PAGE TEXT:
▬▬▬▬▬▬▬▬▬▬

Government group proposes tax on those without broadband

This is probably the first attempt by any government in a developed country to directly tax the victims of its own policy failures for the policy failures.

People paying for motor tax by post or over the counter are to face penalties as part of a bid to drive more business online proposes the Local Government Efficiency Review Group (LGERG).

Online services would cut costs to the taxpayer and increase efficiency, according to the recent LGERG report. Among the chief targets for these further cost-savings were motor tax, advertisements and planning applications.This simply demonstrates how arrogant and out of touch the government and its bewildering array of quangos and agencies such as the LGERG is with the reality of the broadband situation throughout the state.

The proposal seems grossly unfair where 10s if not 100s thousands, of people throughout the country still do not have access to good quality and afordable broadband facilities and therefore cannot go online to avail of these services. It is a tax on Minister Ryans failure to deliver affordable universal high quality broadband.

We in IrelandOffline do not feel that the citizenry should be directly taxed for Minister Ryans continual failure to address the substandard telecommunications market in Ireland.

The hardest hit are likely to be the elderly and those in disadvantaged areas and in more rural areas where telecommunications networks are consistently substandard. The Local Government Efficiency Review Group group insists that this is not a revenue generating scheme but aimed at encouraging use of the online system.

▬▬▬▬▬▬▬▬▬▬

MATERIAL SUPPLIED:

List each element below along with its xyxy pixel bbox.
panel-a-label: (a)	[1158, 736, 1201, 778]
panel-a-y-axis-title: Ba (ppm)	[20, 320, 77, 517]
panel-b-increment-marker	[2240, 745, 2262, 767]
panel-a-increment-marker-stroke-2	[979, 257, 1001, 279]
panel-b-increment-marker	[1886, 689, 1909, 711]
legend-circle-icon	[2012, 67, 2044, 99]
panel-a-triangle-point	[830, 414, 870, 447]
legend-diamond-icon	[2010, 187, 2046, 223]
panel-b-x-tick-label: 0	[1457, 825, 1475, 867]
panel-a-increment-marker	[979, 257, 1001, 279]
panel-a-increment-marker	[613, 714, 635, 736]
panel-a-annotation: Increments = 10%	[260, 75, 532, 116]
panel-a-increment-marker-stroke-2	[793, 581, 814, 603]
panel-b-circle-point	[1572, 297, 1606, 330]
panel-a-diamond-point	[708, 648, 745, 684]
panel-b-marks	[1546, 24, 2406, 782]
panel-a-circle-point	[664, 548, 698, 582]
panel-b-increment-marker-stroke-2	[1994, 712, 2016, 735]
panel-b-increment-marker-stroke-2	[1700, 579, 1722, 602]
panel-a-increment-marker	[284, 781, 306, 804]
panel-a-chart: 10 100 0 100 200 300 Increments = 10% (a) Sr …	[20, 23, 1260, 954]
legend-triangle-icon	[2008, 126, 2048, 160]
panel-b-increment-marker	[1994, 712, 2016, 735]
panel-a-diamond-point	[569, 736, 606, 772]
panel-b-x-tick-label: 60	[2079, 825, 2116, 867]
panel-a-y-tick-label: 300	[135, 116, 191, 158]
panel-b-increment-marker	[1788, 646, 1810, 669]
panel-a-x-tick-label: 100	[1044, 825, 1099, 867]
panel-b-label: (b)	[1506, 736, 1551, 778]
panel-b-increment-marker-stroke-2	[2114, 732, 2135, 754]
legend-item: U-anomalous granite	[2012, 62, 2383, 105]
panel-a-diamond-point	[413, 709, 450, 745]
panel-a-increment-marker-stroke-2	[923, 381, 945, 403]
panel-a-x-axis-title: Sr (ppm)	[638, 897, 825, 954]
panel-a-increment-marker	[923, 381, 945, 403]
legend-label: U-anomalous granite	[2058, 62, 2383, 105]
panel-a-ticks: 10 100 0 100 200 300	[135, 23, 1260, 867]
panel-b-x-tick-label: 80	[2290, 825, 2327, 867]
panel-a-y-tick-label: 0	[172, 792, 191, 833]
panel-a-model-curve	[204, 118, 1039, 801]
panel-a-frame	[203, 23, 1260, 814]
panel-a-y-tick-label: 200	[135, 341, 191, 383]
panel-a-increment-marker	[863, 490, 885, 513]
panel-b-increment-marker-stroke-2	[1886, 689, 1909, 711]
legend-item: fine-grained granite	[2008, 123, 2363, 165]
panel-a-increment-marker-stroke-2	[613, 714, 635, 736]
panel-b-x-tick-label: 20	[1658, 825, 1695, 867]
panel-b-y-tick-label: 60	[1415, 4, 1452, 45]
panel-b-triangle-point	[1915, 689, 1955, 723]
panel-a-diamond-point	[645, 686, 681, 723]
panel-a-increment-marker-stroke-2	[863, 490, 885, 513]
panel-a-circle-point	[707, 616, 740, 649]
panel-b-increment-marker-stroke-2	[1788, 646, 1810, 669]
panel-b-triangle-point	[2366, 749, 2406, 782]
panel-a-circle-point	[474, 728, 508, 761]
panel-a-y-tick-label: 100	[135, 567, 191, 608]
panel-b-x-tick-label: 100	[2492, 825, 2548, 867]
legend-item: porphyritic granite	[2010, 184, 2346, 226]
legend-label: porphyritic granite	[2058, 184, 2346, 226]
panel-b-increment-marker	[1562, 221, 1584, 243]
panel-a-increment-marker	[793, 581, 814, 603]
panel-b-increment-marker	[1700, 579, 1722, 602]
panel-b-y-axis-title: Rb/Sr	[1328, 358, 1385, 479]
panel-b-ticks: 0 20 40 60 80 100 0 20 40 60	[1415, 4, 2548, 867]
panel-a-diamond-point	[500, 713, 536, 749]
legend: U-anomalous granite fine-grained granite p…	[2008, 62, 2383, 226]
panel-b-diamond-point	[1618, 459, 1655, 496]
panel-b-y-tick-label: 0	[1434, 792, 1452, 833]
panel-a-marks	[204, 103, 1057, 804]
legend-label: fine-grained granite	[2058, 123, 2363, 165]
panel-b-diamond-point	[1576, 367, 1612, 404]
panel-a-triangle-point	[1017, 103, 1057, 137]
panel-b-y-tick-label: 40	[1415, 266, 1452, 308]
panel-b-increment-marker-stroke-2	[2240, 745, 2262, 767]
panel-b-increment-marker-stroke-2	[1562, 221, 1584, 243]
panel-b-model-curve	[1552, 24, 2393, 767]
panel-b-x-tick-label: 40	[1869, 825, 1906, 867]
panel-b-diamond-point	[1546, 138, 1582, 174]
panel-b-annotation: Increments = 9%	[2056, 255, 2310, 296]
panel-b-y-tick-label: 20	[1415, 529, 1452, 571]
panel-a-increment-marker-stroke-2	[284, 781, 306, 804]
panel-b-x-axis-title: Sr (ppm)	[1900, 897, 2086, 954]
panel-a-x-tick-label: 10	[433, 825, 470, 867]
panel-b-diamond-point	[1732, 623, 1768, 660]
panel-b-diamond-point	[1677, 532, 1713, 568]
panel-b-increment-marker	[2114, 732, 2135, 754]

▬▬▬▬▬▬▬▬▬▬

EXERCISE TASKS:
1) According to the broadband tax statement, who is likely to be hardest hit?
2) Please pick up the broadband tax statement after its last sentence and continue it.
The items aren't needed for what comes next.

PER-TASK OUTPUTS:
1) The elderly and those in disadvantaged and more rural areas.

2)
To a reasonable and right minded person it is evidently an ill-advised and badly thought out proposal when vast swathes of the population of the country cannot use it in the first place as they lack the basic facilities.

To this end we propose a smart simple and dare we say ‘green’ solution.

We propose that the government mandates the LGESB to first set up a Citizen speedtest.net server using the software provided at a low cost by the speedtest.net network. We ask for one small modification, the ability to link a PPS number to the speedtest result.

Where the citizen cannot achieve a stable, low latency, minimum 256k connection over which to do their business with the state and its service providers they are to be credited all of their online taxes,in full, by all government service providers for a full year. Thereafter they may try the test again to see whether matters have improved.

The Local Government Computer Services Board is the central IT procurement arm of local government. IrelandOffline shall be seeking a meeting with them as a matter of urgency to discuss the mechanics of this speed testing network.

We expect that Minister Gormley, who is the Green Party leader, will instruct his staff to co operate in a meaningful way with this testing initiative.